__Required actions__
A. In the census text, which racial groups make up the city's population in 2000, and what percentage is given for each?
B. Continue the city census text, picking up right after its final sentence about the number of males for every 100 females age 18 and over.

The median age in the city was 42.9 years. 26.4% of residents were under the age of 18; 7.2% were between the ages of 18 and 24; 19.1% were from 25 to 44; 24% were from 45 to 64; and 23.2% were 65 years of age or older. The gender makeup of the city was 45.0% male and 55.0% female.

===2000 census===
As of the census of 2000, there were 717 people, 283 households, and 196 families residing in the city. The population density was 1,611.0 PD/sqmi. There were 319 housing units at an average density of 716.7 /sqmi. The racial makeup of the city was 98.47% White, 0.28% African American, 0.42% Native American, 0.14% Asian, 0.28% from other races, and 0.42% from two or more races. Hispanic or Latino of any race were 1.39% of the population.

There were 283 households, out of which 31.1% had children under the age of 18 living with them, 60.8% were married couples living together, 6.7% had a female householder with no husband present, and 30.7% were non-families. 30.0% of all households were made up of individuals, and 18.4% had someone living alone who was 65 years of age or older. The average household size was 2.44 and the average family size was 3.04.

In the city, the population was spread out, with 26.8% under the age of 18, 5.0% from 18 to 24, 23.4% from 25 to 44, 20.9% from 45 to 64, and 23.8% who were 65 years of age or older. The median age was 42 years. For every 100 females, there were 92.7 males. For every 100 females age 18 and over, there were 79.2 males.

__Information provided__
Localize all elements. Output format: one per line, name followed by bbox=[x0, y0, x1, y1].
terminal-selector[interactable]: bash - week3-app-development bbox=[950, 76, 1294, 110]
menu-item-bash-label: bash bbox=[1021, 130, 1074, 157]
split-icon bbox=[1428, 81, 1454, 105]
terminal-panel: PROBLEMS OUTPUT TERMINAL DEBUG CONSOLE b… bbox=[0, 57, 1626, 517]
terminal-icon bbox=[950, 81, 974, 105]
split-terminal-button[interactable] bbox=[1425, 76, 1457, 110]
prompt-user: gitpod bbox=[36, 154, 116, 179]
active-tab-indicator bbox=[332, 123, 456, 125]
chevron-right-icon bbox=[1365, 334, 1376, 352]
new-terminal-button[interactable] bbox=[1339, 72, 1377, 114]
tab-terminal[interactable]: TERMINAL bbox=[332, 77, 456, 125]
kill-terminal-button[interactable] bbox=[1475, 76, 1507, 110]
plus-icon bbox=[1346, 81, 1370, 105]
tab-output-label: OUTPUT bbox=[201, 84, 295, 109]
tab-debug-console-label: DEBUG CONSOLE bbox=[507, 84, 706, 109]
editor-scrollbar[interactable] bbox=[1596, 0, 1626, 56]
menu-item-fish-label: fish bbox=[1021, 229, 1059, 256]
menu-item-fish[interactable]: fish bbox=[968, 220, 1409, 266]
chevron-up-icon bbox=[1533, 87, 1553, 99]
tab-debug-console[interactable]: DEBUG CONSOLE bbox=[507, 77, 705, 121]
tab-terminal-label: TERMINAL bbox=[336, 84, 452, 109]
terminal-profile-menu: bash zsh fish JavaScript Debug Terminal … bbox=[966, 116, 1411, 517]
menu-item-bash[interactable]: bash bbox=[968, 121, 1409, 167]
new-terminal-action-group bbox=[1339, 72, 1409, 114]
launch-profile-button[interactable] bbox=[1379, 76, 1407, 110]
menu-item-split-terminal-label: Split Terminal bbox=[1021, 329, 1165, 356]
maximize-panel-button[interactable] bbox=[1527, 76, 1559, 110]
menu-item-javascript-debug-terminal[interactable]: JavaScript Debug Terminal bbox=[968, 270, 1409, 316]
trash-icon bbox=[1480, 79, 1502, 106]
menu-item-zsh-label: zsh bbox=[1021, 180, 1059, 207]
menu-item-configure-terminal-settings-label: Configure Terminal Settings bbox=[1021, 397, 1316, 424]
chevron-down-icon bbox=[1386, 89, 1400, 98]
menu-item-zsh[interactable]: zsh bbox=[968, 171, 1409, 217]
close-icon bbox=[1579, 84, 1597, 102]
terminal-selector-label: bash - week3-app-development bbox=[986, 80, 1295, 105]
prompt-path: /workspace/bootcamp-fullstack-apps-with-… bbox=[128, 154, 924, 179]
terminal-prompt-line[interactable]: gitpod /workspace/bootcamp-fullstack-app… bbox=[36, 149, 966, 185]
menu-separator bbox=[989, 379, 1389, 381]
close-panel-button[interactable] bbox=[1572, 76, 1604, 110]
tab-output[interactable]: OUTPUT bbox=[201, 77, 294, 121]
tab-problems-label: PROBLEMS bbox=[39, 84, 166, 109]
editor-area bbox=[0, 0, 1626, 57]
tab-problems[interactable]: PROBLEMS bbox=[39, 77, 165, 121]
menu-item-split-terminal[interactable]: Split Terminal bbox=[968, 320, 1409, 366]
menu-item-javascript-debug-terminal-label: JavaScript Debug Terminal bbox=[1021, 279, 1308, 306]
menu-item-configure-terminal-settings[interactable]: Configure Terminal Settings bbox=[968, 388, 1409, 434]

__Responses per task__
A.
White: 98.47%
African American: 0.28%
Native American: 0.42%
Asian: 0.14%
Other races: 0.28%
Two or more races: 0.42%

B.
The median income for a household in the city was $32,019, and the median income for a family was $41,750. Males had a median income of $28,250 versus $22,500 for females. The per capita income for the city was $16,498. About 14.4% of families and 11.7% of the population were below the poverty line, including 10.6% of those under age 18 and 18.9% of those age 65 or over.

===Religion===
Minneola has three churches: CrossWalk Christian Church (formerly First Christian Church of Minneola), Minneola Independent Church, and Minneola Community Church. The three churches partner together through the Minneola Ministry Alliance to coordinate the serving of the local community.

==Economy==
Originally eclipsing the nearby Appleton settlement because of its proximity to the Rock Island Rail line, Minneola now benefits from being at the intersection of U.S. Routes 54 and 283. The Minneola Co-op's grain elevator stands sentinel at the north edge of town along the rail line and is visible for miles around. Most businesses are focused on agricultural needs in this farming and ranching community. The Minneola Record, founded in 1906, is believed to have been the oldest continuously operating business in the town.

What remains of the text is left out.